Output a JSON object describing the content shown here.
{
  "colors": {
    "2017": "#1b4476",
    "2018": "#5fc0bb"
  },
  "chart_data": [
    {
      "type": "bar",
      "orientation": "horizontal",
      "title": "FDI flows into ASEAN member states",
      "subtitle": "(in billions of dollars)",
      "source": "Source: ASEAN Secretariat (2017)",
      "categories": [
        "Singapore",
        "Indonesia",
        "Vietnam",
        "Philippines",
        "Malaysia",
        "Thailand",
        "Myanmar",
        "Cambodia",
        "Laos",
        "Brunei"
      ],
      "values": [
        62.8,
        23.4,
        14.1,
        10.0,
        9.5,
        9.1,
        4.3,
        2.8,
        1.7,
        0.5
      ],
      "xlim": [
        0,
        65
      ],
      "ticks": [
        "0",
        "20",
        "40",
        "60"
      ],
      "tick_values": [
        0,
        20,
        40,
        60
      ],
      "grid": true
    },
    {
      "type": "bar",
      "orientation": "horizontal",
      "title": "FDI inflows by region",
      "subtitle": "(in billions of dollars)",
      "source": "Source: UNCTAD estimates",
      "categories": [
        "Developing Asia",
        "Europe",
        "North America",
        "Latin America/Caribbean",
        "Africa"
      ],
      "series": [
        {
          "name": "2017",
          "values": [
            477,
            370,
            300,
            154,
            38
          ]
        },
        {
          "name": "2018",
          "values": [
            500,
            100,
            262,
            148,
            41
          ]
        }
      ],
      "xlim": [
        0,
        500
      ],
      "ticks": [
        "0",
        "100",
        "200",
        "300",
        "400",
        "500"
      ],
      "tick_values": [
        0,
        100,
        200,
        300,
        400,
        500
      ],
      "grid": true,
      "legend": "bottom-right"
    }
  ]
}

************

> [EXERCISE REQUIREMENTS]: Reproduce the data in full, exactly as presented.

> [RESPONSE TO THIS EXERCISE]:
Output a JSON object describing the content shown here.
{
  "colors": {
    "2017": "#1b4476",
    "2018": "#5fc0bb"
  },
  "chart_data": [
    {
      "type": "bar",
      "orientation": "horizontal",
      "title": "FDI flows into ASEAN member states",
      "subtitle": "(in billions of dollars)",
      "source": "Source: ASEAN Secretariat (2017)",
      "categories": [
        "Singapore",
        "Indonesia",
        "Vietnam",
        "Philippines",
        "Malaysia",
        "Thailand",
        "Myanmar",
        "Cambodia",
        "Laos",
        "Brunei"
      ],
      "values": [
        62.8,
        23.4,
        14.1,
        10.0,
        9.5,
        9.1,
        4.3,
        2.8,
        1.7,
        0.5
      ],
      "xlim": [
        0,
        65
      ],
      "ticks": [
        "0",
        "20",
        "40",
        "60"
      ],
      "tick_values": [
        0,
        20,
        40,
        60
      ],
      "grid": true
    },
    {
      "type": "bar",
      "orientation": "horizontal",
      "title": "FDI inflows by region",
      "subtitle": "(in billions of dollars)",
      "source": "Source: UNCTAD estimates",
      "categories": [
        "Developing Asia",
        "Europe",
        "North America",
        "Latin America/Caribbean",
        "Africa"
      ],
      "series": [
        {
          "name": "2017",
          "values": [
            477,
            370,
            300,
            154,
            38
          ]
        },
        {
          "name": "2018",
          "values": [
            500,
            100,
            262,
            148,
            41
          ]
        }
      ],
      "xlim": [
        0,
        500
      ],
      "ticks": [
        "0",
        "100",
        "200",
        "300",
        "400",
        "500"
      ],
      "tick_values": [
        0,
        100,
        200,
        300,
        400,
        500
      ],
      "grid": true,
      "legend": "bottom-right"
    }
  ]
}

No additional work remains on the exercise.